Short problem: Search the listing for the string "text" and copy every line that contains it.

Supplied information:

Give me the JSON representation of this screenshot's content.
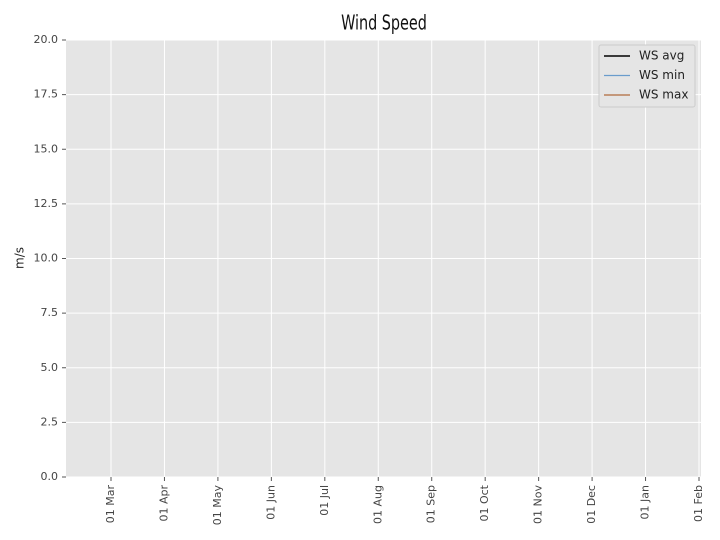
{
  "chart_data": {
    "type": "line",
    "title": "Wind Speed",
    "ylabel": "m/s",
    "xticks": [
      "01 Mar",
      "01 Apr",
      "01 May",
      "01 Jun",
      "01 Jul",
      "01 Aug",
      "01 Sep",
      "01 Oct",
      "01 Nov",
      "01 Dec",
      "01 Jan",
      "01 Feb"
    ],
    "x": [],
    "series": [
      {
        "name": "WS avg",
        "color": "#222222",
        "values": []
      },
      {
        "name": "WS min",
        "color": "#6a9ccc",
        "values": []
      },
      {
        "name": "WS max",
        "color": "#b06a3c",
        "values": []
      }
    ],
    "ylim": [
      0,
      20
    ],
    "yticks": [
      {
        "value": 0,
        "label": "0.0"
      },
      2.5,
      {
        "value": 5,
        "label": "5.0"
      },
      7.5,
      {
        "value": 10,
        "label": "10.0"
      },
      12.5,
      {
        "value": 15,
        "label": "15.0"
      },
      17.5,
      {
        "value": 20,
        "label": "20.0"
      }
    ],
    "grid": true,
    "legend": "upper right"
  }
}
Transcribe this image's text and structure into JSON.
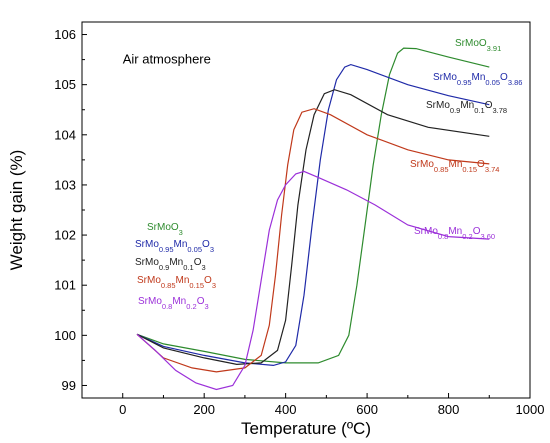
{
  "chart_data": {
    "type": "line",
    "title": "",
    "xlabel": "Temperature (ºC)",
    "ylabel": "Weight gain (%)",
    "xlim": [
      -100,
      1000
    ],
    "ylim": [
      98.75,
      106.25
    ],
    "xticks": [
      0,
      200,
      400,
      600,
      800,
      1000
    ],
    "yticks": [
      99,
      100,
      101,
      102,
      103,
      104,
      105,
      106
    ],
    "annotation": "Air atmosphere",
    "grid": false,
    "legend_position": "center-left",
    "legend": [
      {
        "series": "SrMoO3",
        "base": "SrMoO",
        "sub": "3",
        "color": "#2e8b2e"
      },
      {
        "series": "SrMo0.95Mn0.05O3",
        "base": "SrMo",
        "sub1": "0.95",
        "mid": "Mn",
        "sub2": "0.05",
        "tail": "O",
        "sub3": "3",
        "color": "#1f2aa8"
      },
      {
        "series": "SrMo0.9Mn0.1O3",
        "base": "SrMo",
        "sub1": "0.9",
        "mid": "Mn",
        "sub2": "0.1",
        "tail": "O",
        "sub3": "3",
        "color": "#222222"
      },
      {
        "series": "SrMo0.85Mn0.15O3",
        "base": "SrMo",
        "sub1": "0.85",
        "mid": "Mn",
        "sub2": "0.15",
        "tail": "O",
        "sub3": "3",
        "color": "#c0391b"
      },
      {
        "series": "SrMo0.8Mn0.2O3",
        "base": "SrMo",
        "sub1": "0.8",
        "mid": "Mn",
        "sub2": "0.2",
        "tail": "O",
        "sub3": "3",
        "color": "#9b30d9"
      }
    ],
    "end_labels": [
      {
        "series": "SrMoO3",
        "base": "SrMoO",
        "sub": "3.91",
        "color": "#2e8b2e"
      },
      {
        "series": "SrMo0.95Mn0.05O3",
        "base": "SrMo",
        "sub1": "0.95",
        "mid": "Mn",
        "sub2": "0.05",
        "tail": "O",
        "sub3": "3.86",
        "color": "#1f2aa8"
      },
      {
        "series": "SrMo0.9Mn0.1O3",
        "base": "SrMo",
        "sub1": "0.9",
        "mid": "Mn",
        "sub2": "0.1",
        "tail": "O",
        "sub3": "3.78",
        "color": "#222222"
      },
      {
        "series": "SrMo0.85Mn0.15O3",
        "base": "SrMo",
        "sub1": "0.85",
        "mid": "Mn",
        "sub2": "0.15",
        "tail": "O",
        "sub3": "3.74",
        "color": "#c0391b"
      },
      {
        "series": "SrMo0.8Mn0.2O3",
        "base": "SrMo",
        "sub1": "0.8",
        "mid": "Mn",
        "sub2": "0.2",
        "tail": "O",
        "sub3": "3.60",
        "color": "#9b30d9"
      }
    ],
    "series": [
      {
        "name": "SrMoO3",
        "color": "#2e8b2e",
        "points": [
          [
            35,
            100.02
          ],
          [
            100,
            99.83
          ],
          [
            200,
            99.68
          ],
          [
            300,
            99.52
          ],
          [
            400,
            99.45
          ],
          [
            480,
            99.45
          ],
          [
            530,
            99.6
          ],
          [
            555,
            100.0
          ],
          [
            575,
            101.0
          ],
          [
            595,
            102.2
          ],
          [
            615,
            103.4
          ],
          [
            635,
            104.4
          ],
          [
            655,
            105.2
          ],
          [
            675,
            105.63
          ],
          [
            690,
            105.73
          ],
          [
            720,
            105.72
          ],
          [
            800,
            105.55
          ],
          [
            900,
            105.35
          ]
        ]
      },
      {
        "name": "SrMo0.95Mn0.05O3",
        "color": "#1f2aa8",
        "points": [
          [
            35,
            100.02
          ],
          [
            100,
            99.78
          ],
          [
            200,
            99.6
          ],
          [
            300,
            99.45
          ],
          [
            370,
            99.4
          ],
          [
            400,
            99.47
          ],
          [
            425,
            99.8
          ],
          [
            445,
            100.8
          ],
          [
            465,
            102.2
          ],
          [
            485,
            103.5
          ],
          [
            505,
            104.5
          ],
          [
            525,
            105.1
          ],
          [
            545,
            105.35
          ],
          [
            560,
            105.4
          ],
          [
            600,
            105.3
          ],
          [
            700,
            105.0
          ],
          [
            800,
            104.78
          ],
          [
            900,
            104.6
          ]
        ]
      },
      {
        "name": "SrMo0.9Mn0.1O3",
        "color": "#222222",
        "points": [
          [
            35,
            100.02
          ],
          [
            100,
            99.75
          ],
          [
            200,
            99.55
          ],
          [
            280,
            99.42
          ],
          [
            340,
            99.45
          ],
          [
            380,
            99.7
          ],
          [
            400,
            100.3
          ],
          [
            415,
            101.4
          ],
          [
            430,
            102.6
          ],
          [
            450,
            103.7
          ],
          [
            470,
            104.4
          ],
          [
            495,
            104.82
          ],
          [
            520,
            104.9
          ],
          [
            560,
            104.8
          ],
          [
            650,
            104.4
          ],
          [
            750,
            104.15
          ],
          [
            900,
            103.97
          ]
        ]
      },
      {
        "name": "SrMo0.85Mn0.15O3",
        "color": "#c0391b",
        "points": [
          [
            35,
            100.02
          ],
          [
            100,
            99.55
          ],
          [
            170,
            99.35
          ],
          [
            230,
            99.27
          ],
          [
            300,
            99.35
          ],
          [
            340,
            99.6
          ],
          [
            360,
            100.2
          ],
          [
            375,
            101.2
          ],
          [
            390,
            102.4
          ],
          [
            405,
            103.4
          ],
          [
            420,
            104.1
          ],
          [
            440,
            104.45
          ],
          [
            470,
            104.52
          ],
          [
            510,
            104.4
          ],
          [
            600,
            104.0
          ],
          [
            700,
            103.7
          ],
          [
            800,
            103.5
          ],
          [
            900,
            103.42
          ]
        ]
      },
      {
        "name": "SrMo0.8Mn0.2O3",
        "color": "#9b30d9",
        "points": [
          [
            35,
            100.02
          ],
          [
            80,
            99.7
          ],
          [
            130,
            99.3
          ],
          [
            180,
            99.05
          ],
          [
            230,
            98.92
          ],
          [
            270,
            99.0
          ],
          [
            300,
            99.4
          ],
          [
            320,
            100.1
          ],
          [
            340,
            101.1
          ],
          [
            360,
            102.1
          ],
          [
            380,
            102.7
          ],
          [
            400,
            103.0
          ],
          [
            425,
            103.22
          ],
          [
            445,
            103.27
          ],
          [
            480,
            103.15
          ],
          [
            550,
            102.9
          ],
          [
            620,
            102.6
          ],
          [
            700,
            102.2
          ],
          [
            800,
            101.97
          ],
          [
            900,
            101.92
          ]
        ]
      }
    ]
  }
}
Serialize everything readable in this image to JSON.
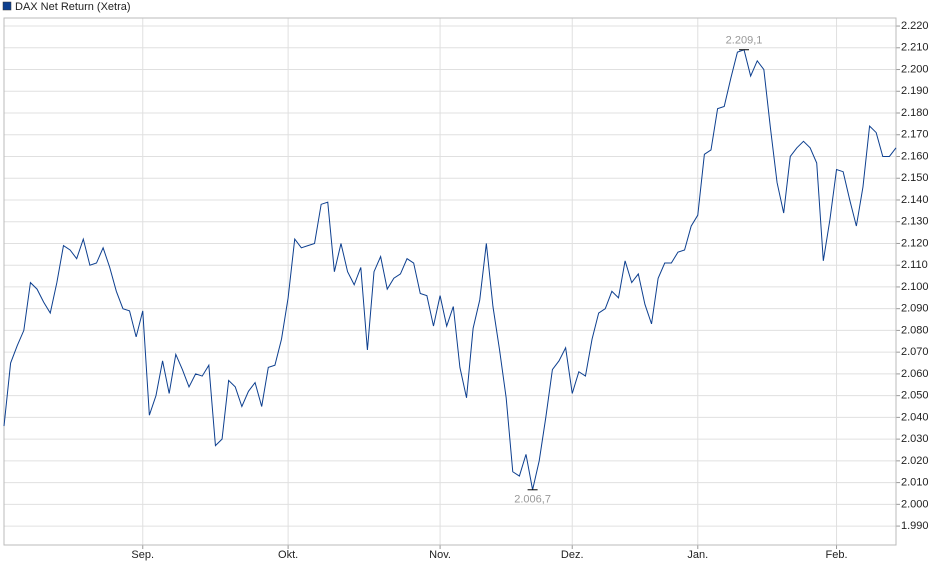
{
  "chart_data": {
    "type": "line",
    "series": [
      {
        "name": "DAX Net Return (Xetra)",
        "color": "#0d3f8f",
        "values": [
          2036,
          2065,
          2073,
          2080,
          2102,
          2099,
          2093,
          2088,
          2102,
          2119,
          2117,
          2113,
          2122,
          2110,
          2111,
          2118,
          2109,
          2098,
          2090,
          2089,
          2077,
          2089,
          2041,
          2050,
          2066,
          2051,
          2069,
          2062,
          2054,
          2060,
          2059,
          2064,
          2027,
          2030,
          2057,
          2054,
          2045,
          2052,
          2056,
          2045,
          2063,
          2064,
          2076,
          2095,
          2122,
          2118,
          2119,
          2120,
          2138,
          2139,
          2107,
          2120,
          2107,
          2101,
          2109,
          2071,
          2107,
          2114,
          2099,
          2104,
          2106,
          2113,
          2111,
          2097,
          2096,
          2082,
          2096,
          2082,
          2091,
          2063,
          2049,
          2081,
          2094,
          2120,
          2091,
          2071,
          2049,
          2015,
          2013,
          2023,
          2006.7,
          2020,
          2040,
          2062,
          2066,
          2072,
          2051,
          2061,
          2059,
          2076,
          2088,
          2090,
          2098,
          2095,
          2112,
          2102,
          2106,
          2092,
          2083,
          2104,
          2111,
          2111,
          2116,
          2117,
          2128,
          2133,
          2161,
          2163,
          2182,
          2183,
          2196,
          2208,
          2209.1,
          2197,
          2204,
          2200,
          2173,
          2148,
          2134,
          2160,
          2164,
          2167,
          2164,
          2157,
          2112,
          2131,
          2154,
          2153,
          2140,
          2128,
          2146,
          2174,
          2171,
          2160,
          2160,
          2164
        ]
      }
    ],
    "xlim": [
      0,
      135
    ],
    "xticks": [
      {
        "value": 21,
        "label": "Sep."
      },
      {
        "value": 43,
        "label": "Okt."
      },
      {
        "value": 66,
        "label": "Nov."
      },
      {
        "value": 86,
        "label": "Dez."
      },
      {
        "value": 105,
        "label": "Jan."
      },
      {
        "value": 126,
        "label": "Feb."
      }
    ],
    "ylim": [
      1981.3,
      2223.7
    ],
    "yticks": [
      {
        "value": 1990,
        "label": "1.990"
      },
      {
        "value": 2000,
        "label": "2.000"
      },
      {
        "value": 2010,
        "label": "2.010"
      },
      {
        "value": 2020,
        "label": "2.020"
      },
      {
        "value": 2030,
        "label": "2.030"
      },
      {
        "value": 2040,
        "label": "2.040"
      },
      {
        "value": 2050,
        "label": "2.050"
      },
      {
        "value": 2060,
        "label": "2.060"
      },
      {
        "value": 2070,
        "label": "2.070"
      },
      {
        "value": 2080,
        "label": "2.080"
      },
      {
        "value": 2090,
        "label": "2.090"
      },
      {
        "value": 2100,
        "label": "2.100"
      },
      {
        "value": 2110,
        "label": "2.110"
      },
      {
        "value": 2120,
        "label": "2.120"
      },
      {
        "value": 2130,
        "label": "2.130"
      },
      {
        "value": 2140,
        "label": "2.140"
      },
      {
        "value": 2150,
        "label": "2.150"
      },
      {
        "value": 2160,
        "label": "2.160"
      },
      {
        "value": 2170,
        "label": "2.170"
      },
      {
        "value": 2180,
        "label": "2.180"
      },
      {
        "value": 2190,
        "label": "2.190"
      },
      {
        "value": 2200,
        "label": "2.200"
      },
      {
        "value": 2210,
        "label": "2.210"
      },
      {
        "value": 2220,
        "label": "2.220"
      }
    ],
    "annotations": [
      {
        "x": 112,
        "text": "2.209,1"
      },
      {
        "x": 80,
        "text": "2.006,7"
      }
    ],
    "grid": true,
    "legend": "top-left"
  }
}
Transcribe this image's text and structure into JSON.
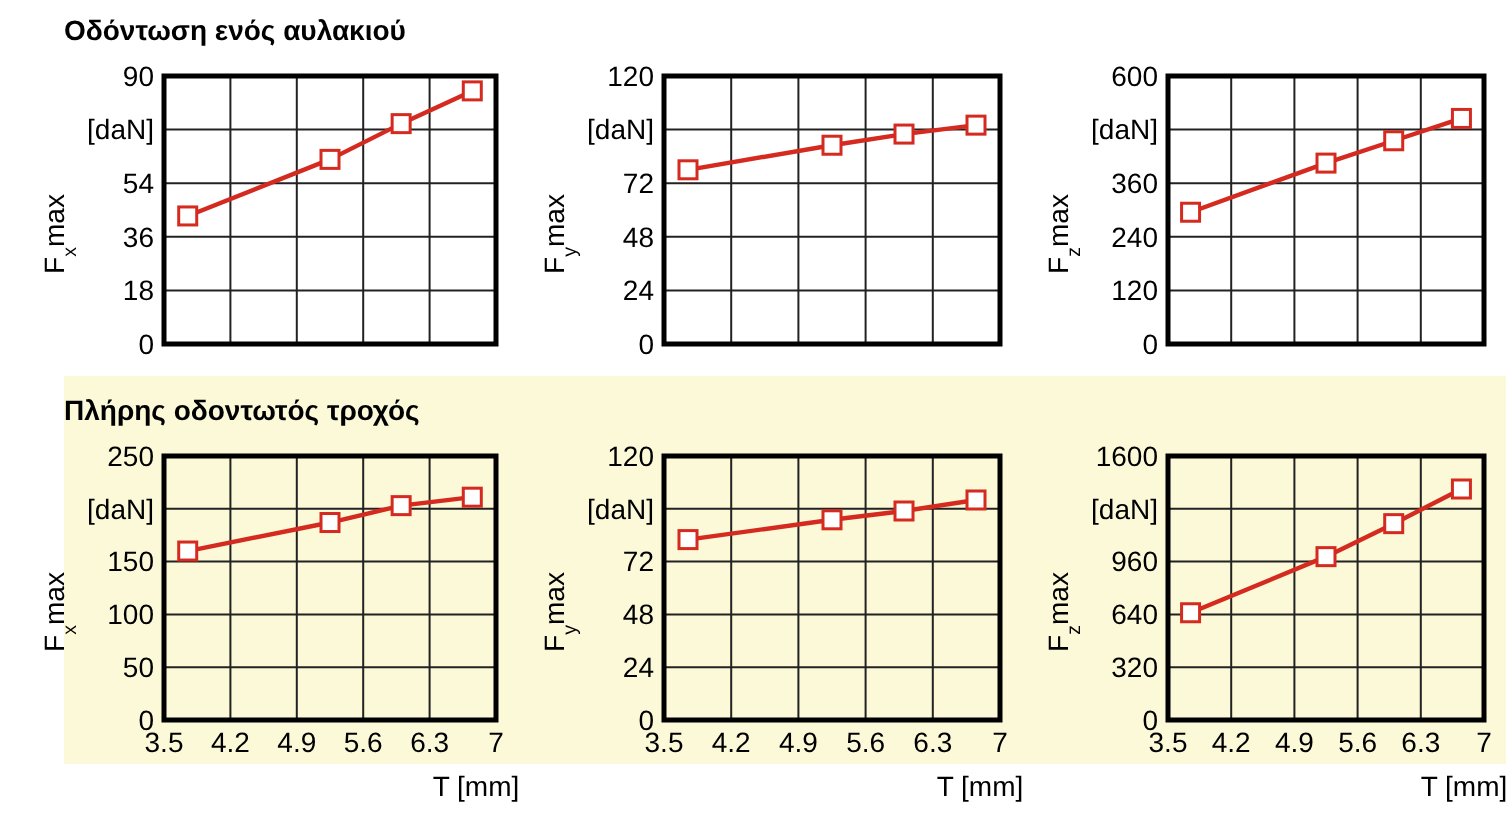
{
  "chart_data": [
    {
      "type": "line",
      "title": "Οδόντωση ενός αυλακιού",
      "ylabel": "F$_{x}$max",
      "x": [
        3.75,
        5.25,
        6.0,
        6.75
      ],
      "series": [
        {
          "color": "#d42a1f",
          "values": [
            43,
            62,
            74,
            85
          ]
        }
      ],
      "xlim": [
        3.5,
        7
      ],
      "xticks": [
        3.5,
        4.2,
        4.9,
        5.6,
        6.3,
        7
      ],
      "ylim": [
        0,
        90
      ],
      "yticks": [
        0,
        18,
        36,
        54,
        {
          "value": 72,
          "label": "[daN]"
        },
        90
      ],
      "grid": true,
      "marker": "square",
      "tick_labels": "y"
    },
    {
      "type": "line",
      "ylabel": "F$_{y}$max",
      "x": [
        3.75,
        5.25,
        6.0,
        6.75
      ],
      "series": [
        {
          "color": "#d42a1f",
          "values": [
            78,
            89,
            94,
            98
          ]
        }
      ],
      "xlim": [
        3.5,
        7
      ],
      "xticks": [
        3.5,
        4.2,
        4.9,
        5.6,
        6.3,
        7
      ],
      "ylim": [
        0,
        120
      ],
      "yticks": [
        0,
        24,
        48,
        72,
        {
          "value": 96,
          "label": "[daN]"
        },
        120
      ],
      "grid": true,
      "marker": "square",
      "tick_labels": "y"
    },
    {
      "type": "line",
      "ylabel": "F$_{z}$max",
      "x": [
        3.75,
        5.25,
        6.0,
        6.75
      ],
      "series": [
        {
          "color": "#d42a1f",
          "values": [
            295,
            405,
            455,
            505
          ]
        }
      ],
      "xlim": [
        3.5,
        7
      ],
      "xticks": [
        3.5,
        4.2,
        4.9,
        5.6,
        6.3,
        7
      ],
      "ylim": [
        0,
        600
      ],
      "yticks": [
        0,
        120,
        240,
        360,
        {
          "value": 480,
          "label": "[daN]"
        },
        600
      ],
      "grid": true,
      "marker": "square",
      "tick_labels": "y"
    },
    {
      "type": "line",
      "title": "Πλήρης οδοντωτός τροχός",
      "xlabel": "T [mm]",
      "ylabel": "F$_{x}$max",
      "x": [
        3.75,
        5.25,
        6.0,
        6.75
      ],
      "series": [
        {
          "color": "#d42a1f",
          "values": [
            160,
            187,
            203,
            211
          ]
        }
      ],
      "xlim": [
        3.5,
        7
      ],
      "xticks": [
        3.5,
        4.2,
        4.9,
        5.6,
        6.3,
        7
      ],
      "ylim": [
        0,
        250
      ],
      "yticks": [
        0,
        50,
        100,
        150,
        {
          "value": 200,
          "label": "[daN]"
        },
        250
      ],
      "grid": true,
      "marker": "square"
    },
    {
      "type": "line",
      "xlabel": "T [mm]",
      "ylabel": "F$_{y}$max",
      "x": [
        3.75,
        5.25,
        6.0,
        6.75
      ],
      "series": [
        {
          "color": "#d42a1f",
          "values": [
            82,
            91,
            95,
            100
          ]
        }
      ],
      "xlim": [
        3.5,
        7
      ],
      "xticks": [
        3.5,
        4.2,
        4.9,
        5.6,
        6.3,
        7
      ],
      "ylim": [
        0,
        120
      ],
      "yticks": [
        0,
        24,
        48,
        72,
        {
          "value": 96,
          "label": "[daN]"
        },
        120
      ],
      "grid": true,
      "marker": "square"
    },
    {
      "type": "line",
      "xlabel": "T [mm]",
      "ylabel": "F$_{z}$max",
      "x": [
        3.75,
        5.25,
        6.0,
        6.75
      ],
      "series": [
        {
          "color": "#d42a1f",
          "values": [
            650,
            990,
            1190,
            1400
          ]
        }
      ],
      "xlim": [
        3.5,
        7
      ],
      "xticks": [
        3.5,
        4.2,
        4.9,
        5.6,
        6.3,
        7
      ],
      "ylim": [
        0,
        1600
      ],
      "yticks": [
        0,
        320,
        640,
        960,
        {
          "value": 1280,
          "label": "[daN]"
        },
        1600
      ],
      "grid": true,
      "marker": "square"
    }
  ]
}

Solution to this exercise:
Transcribe this image's text and structure into JSON.
        "text": "2.209,1"
        "text": "2.006,7"
Transcribe this image's text and structure into JSON.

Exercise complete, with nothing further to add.